# [WORK TO BE COMPLETED]
Each line of the listing must be transcribed exactly, except for the images, which should be excluded.

[Begin STORED RECORDS]

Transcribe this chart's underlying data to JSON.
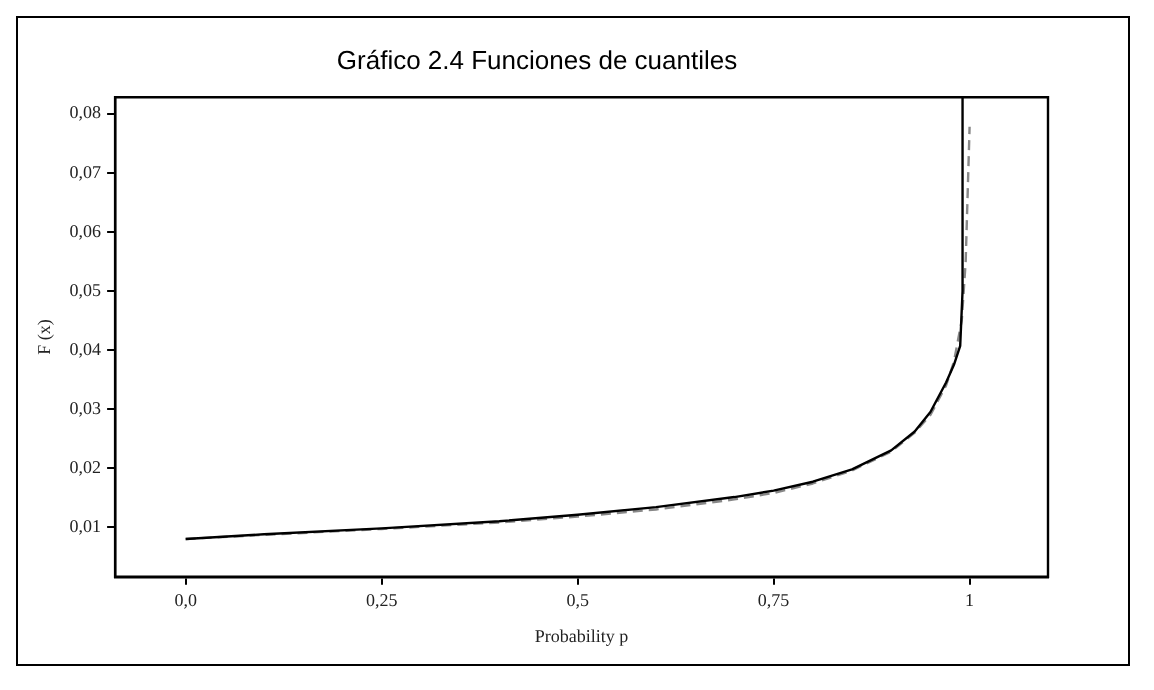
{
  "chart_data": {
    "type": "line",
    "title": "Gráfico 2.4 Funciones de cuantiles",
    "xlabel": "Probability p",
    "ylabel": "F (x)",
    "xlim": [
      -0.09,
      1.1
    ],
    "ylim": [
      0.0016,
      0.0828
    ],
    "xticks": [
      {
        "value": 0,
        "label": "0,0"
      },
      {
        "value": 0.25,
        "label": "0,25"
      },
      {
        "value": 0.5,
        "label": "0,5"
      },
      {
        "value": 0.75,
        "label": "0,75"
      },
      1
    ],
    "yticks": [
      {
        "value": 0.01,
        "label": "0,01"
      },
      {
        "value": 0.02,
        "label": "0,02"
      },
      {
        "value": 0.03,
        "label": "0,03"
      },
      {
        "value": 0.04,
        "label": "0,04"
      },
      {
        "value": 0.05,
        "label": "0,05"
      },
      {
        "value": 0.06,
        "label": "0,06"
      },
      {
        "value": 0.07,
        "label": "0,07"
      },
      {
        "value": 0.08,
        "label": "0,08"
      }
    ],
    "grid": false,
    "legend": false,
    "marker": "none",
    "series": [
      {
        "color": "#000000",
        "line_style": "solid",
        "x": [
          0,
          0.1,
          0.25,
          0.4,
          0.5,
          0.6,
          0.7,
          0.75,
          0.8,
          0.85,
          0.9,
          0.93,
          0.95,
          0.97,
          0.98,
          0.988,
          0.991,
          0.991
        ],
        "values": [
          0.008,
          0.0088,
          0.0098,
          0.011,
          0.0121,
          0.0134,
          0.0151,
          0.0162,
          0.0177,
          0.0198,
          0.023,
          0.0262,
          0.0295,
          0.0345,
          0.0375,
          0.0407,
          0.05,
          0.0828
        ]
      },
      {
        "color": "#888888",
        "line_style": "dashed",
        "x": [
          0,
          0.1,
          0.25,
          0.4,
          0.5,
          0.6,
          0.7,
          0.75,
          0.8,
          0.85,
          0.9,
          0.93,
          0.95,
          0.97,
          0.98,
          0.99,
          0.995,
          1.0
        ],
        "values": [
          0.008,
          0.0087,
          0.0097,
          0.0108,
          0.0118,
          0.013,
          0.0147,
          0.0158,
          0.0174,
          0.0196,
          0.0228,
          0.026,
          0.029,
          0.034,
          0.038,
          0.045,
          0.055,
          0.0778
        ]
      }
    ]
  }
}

[End STORED RECORDS]

# [EXERCISE RESPONSE]
Transcribe this chart's underlying data to JSON.
{
  "chart_data": {
    "type": "line",
    "title": "Gráfico 2.4 Funciones de cuantiles",
    "xlabel": "Probability p",
    "ylabel": "F (x)",
    "xlim": [
      -0.09,
      1.1
    ],
    "ylim": [
      0.0016,
      0.0828
    ],
    "xticks": [
      {
        "value": 0,
        "label": "0,0"
      },
      {
        "value": 0.25,
        "label": "0,25"
      },
      {
        "value": 0.5,
        "label": "0,5"
      },
      {
        "value": 0.75,
        "label": "0,75"
      },
      1
    ],
    "yticks": [
      {
        "value": 0.01,
        "label": "0,01"
      },
      {
        "value": 0.02,
        "label": "0,02"
      },
      {
        "value": 0.03,
        "label": "0,03"
      },
      {
        "value": 0.04,
        "label": "0,04"
      },
      {
        "value": 0.05,
        "label": "0,05"
      },
      {
        "value": 0.06,
        "label": "0,06"
      },
      {
        "value": 0.07,
        "label": "0,07"
      },
      {
        "value": 0.08,
        "label": "0,08"
      }
    ],
    "grid": false,
    "legend": false,
    "marker": "none",
    "series": [
      {
        "color": "#000000",
        "line_style": "solid",
        "x": [
          0,
          0.1,
          0.25,
          0.4,
          0.5,
          0.6,
          0.7,
          0.75,
          0.8,
          0.85,
          0.9,
          0.93,
          0.95,
          0.97,
          0.98,
          0.988,
          0.991,
          0.991
        ],
        "values": [
          0.008,
          0.0088,
          0.0098,
          0.011,
          0.0121,
          0.0134,
          0.0151,
          0.0162,
          0.0177,
          0.0198,
          0.023,
          0.0262,
          0.0295,
          0.0345,
          0.0375,
          0.0407,
          0.05,
          0.0828
        ]
      },
      {
        "color": "#888888",
        "line_style": "dashed",
        "x": [
          0,
          0.1,
          0.25,
          0.4,
          0.5,
          0.6,
          0.7,
          0.75,
          0.8,
          0.85,
          0.9,
          0.93,
          0.95,
          0.97,
          0.98,
          0.99,
          0.995,
          1.0
        ],
        "values": [
          0.008,
          0.0087,
          0.0097,
          0.0108,
          0.0118,
          0.013,
          0.0147,
          0.0158,
          0.0174,
          0.0196,
          0.0228,
          0.026,
          0.029,
          0.034,
          0.038,
          0.045,
          0.055,
          0.0778
        ]
      }
    ]
  }
}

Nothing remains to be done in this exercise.